[Items from a figure collection]
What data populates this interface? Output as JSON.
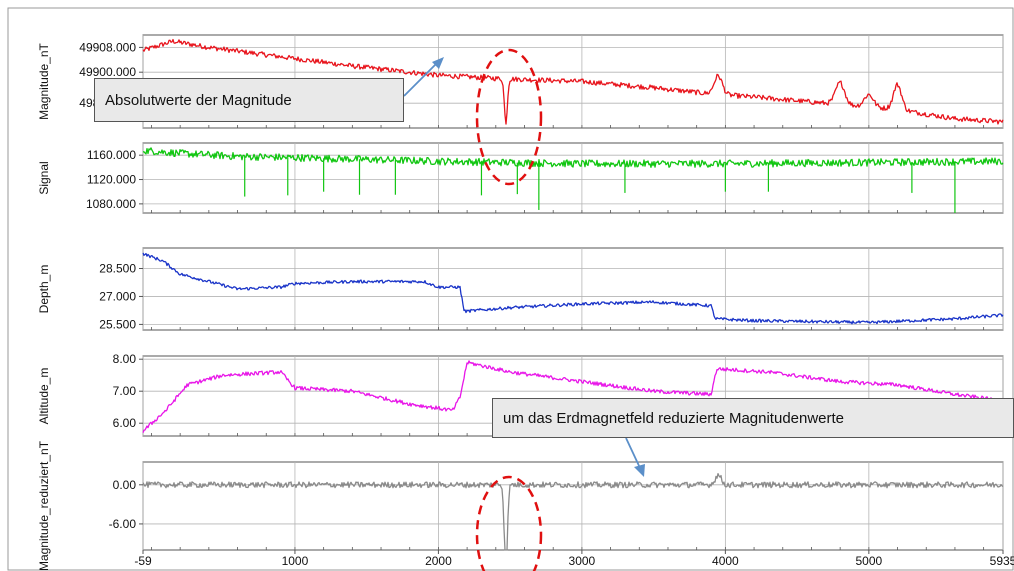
{
  "chart_data": {
    "type": "line",
    "x_axis": {
      "range": [
        -59,
        5935
      ],
      "tick_labels": [
        "-59",
        "1000",
        "2000",
        "3000",
        "4000",
        "5000",
        "5935"
      ],
      "tick_values": [
        -59,
        1000,
        2000,
        3000,
        4000,
        5000,
        5935
      ]
    },
    "grid": true,
    "panels": [
      {
        "ylabel": "Magnitude_nT",
        "color": "#e8141c",
        "ylim": [
          49882,
          49912
        ],
        "y_ticks": [
          49908,
          49900,
          49890
        ],
        "y_tick_labels": [
          "49908.000",
          "49900.000",
          "49890.000"
        ],
        "anchors": [
          [
            -59,
            49907
          ],
          [
            150,
            49910
          ],
          [
            400,
            49908
          ],
          [
            900,
            49905
          ],
          [
            1400,
            49902
          ],
          [
            2000,
            49899
          ],
          [
            2400,
            49898
          ],
          [
            3000,
            49897
          ],
          [
            3500,
            49895
          ],
          [
            3900,
            49893
          ],
          [
            4200,
            49892
          ],
          [
            4700,
            49890
          ],
          [
            5200,
            49888
          ],
          [
            5600,
            49885
          ],
          [
            5935,
            49884
          ]
        ],
        "features": [
          [
            2470,
            -14,
            15
          ],
          [
            3950,
            6,
            40
          ],
          [
            4800,
            7,
            45
          ],
          [
            5000,
            4,
            45
          ],
          [
            5200,
            8,
            40
          ]
        ],
        "noise": 0.8,
        "spikes": []
      },
      {
        "ylabel": "Signal",
        "color": "#11c611",
        "ylim": [
          1065,
          1180
        ],
        "y_ticks": [
          1160,
          1120,
          1080
        ],
        "y_tick_labels": [
          "1160.000",
          "1120.000",
          "1080.000"
        ],
        "anchors": [
          [
            -59,
            1168
          ],
          [
            200,
            1163
          ],
          [
            600,
            1158
          ],
          [
            1000,
            1156
          ],
          [
            2000,
            1150
          ],
          [
            3000,
            1146
          ],
          [
            4000,
            1146
          ],
          [
            5000,
            1148
          ],
          [
            5935,
            1150
          ]
        ],
        "features": [],
        "noise": 6,
        "spikes": [
          [
            2700,
            1070
          ],
          [
            5600,
            1065
          ],
          [
            650,
            1092
          ],
          [
            1700,
            1095
          ],
          [
            1200,
            1100
          ],
          [
            3300,
            1098
          ],
          [
            4300,
            1100
          ],
          [
            5300,
            1098
          ],
          [
            1450,
            1095
          ],
          [
            2300,
            1094
          ],
          [
            950,
            1094
          ],
          [
            4000,
            1100
          ],
          [
            2550,
            1096
          ]
        ]
      },
      {
        "ylabel": "Depth_m",
        "color": "#1a34c8",
        "ylim": [
          25.2,
          29.6
        ],
        "y_ticks": [
          28.5,
          27.0,
          25.5
        ],
        "y_tick_labels": [
          "28.500",
          "27.000",
          "25.500"
        ],
        "anchors": [
          [
            -59,
            29.3
          ],
          [
            80,
            28.9
          ],
          [
            200,
            28.2
          ],
          [
            400,
            27.8
          ],
          [
            600,
            27.4
          ],
          [
            900,
            27.5
          ],
          [
            1000,
            27.7
          ],
          [
            1400,
            27.8
          ],
          [
            1900,
            27.8
          ],
          [
            2000,
            27.5
          ],
          [
            2150,
            27.5
          ],
          [
            2180,
            26.2
          ],
          [
            2500,
            26.4
          ],
          [
            3000,
            26.6
          ],
          [
            3500,
            26.7
          ],
          [
            3900,
            26.5
          ],
          [
            3930,
            25.8
          ],
          [
            4200,
            25.7
          ],
          [
            5000,
            25.6
          ],
          [
            5600,
            25.8
          ],
          [
            5935,
            26.0
          ]
        ],
        "features": [],
        "noise": 0.08,
        "spikes": []
      },
      {
        "ylabel": "Altitude_m",
        "color": "#e816e8",
        "ylim": [
          5.6,
          8.1
        ],
        "y_ticks": [
          8.0,
          7.0,
          6.0
        ],
        "y_tick_labels": [
          "8.00",
          "7.00",
          "6.00"
        ],
        "anchors": [
          [
            -59,
            5.75
          ],
          [
            100,
            6.4
          ],
          [
            250,
            7.2
          ],
          [
            500,
            7.5
          ],
          [
            900,
            7.6
          ],
          [
            1000,
            7.1
          ],
          [
            1400,
            7.0
          ],
          [
            1800,
            6.6
          ],
          [
            2100,
            6.4
          ],
          [
            2150,
            6.8
          ],
          [
            2200,
            7.9
          ],
          [
            2500,
            7.6
          ],
          [
            3000,
            7.3
          ],
          [
            3500,
            7.0
          ],
          [
            3900,
            6.9
          ],
          [
            3940,
            7.7
          ],
          [
            4300,
            7.6
          ],
          [
            4800,
            7.3
          ],
          [
            5200,
            7.2
          ],
          [
            5600,
            6.9
          ],
          [
            5935,
            6.7
          ]
        ],
        "features": [],
        "noise": 0.06,
        "spikes": []
      },
      {
        "ylabel": "Magnitude_reduziert_nT",
        "color": "#8a8a8a",
        "ylim": [
          -10,
          3.5
        ],
        "y_ticks": [
          0.0,
          -6.0
        ],
        "y_tick_labels": [
          "0.00",
          "-6.00"
        ],
        "anchors": [
          [
            -59,
            0
          ],
          [
            5935,
            0
          ]
        ],
        "features": [
          [
            2470,
            -14,
            15
          ],
          [
            3950,
            1.5,
            30
          ]
        ],
        "noise": 0.45,
        "spikes": []
      }
    ],
    "annotations": [
      "Absolutwerte der Magnitude",
      "um das Erdmagnetfeld reduzierte Magnitudenwerte"
    ]
  }
}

# Work to do
Leave the images out, please, and restate each line word for word.

# Output for this task
What data populates this interface? Output as JSON.
{
  "chart_data": {
    "type": "line",
    "x_axis": {
      "range": [
        -59,
        5935
      ],
      "tick_labels": [
        "-59",
        "1000",
        "2000",
        "3000",
        "4000",
        "5000",
        "5935"
      ],
      "tick_values": [
        -59,
        1000,
        2000,
        3000,
        4000,
        5000,
        5935
      ]
    },
    "grid": true,
    "panels": [
      {
        "ylabel": "Magnitude_nT",
        "color": "#e8141c",
        "ylim": [
          49882,
          49912
        ],
        "y_ticks": [
          49908,
          49900,
          49890
        ],
        "y_tick_labels": [
          "49908.000",
          "49900.000",
          "49890.000"
        ],
        "anchors": [
          [
            -59,
            49907
          ],
          [
            150,
            49910
          ],
          [
            400,
            49908
          ],
          [
            900,
            49905
          ],
          [
            1400,
            49902
          ],
          [
            2000,
            49899
          ],
          [
            2400,
            49898
          ],
          [
            3000,
            49897
          ],
          [
            3500,
            49895
          ],
          [
            3900,
            49893
          ],
          [
            4200,
            49892
          ],
          [
            4700,
            49890
          ],
          [
            5200,
            49888
          ],
          [
            5600,
            49885
          ],
          [
            5935,
            49884
          ]
        ],
        "features": [
          [
            2470,
            -14,
            15
          ],
          [
            3950,
            6,
            40
          ],
          [
            4800,
            7,
            45
          ],
          [
            5000,
            4,
            45
          ],
          [
            5200,
            8,
            40
          ]
        ],
        "noise": 0.8,
        "spikes": []
      },
      {
        "ylabel": "Signal",
        "color": "#11c611",
        "ylim": [
          1065,
          1180
        ],
        "y_ticks": [
          1160,
          1120,
          1080
        ],
        "y_tick_labels": [
          "1160.000",
          "1120.000",
          "1080.000"
        ],
        "anchors": [
          [
            -59,
            1168
          ],
          [
            200,
            1163
          ],
          [
            600,
            1158
          ],
          [
            1000,
            1156
          ],
          [
            2000,
            1150
          ],
          [
            3000,
            1146
          ],
          [
            4000,
            1146
          ],
          [
            5000,
            1148
          ],
          [
            5935,
            1150
          ]
        ],
        "features": [],
        "noise": 6,
        "spikes": [
          [
            2700,
            1070
          ],
          [
            5600,
            1065
          ],
          [
            650,
            1092
          ],
          [
            1700,
            1095
          ],
          [
            1200,
            1100
          ],
          [
            3300,
            1098
          ],
          [
            4300,
            1100
          ],
          [
            5300,
            1098
          ],
          [
            1450,
            1095
          ],
          [
            2300,
            1094
          ],
          [
            950,
            1094
          ],
          [
            4000,
            1100
          ],
          [
            2550,
            1096
          ]
        ]
      },
      {
        "ylabel": "Depth_m",
        "color": "#1a34c8",
        "ylim": [
          25.2,
          29.6
        ],
        "y_ticks": [
          28.5,
          27.0,
          25.5
        ],
        "y_tick_labels": [
          "28.500",
          "27.000",
          "25.500"
        ],
        "anchors": [
          [
            -59,
            29.3
          ],
          [
            80,
            28.9
          ],
          [
            200,
            28.2
          ],
          [
            400,
            27.8
          ],
          [
            600,
            27.4
          ],
          [
            900,
            27.5
          ],
          [
            1000,
            27.7
          ],
          [
            1400,
            27.8
          ],
          [
            1900,
            27.8
          ],
          [
            2000,
            27.5
          ],
          [
            2150,
            27.5
          ],
          [
            2180,
            26.2
          ],
          [
            2500,
            26.4
          ],
          [
            3000,
            26.6
          ],
          [
            3500,
            26.7
          ],
          [
            3900,
            26.5
          ],
          [
            3930,
            25.8
          ],
          [
            4200,
            25.7
          ],
          [
            5000,
            25.6
          ],
          [
            5600,
            25.8
          ],
          [
            5935,
            26.0
          ]
        ],
        "features": [],
        "noise": 0.08,
        "spikes": []
      },
      {
        "ylabel": "Altitude_m",
        "color": "#e816e8",
        "ylim": [
          5.6,
          8.1
        ],
        "y_ticks": [
          8.0,
          7.0,
          6.0
        ],
        "y_tick_labels": [
          "8.00",
          "7.00",
          "6.00"
        ],
        "anchors": [
          [
            -59,
            5.75
          ],
          [
            100,
            6.4
          ],
          [
            250,
            7.2
          ],
          [
            500,
            7.5
          ],
          [
            900,
            7.6
          ],
          [
            1000,
            7.1
          ],
          [
            1400,
            7.0
          ],
          [
            1800,
            6.6
          ],
          [
            2100,
            6.4
          ],
          [
            2150,
            6.8
          ],
          [
            2200,
            7.9
          ],
          [
            2500,
            7.6
          ],
          [
            3000,
            7.3
          ],
          [
            3500,
            7.0
          ],
          [
            3900,
            6.9
          ],
          [
            3940,
            7.7
          ],
          [
            4300,
            7.6
          ],
          [
            4800,
            7.3
          ],
          [
            5200,
            7.2
          ],
          [
            5600,
            6.9
          ],
          [
            5935,
            6.7
          ]
        ],
        "features": [],
        "noise": 0.06,
        "spikes": []
      },
      {
        "ylabel": "Magnitude_reduziert_nT",
        "color": "#8a8a8a",
        "ylim": [
          -10,
          3.5
        ],
        "y_ticks": [
          0.0,
          -6.0
        ],
        "y_tick_labels": [
          "0.00",
          "-6.00"
        ],
        "anchors": [
          [
            -59,
            0
          ],
          [
            5935,
            0
          ]
        ],
        "features": [
          [
            2470,
            -14,
            15
          ],
          [
            3950,
            1.5,
            30
          ]
        ],
        "noise": 0.45,
        "spikes": []
      }
    ],
    "annotations": [
      "Absolutwerte der Magnitude",
      "um das Erdmagnetfeld reduzierte Magnitudenwerte"
    ]
  }
}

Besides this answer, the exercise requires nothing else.